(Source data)
● ● ● ● ● ● ●

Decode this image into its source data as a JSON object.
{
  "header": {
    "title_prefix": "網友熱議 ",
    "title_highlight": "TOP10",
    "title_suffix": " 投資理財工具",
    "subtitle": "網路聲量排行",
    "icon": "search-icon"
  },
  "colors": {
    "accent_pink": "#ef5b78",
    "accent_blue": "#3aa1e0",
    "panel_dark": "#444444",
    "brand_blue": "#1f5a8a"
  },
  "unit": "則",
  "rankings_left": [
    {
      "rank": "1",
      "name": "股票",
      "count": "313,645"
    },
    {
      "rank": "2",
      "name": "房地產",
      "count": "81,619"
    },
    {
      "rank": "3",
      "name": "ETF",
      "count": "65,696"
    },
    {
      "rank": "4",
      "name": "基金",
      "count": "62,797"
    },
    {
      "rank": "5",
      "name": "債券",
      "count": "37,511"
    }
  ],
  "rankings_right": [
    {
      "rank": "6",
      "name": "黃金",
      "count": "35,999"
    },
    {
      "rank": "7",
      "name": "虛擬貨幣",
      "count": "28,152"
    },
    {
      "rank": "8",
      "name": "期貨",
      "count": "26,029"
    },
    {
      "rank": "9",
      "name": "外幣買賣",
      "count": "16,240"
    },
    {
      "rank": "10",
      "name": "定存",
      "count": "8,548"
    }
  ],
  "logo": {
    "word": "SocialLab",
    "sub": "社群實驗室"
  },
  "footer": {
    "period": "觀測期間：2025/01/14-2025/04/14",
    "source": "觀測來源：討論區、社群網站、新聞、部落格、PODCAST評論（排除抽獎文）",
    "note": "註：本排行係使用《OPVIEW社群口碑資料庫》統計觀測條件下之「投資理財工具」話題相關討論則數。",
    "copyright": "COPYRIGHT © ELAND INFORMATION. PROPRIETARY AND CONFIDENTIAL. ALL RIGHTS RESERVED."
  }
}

● ● ● ● ● ● ●

Which lines hold the string "投資理財工具"? List them all.

■ Result ■
    "title_suffix": " 投資理財工具",
    "note": "註：本排行係使用《OPVIEW社群口碑資料庫》統計觀測條件下之「投資理財工具」話題相關討論則數。",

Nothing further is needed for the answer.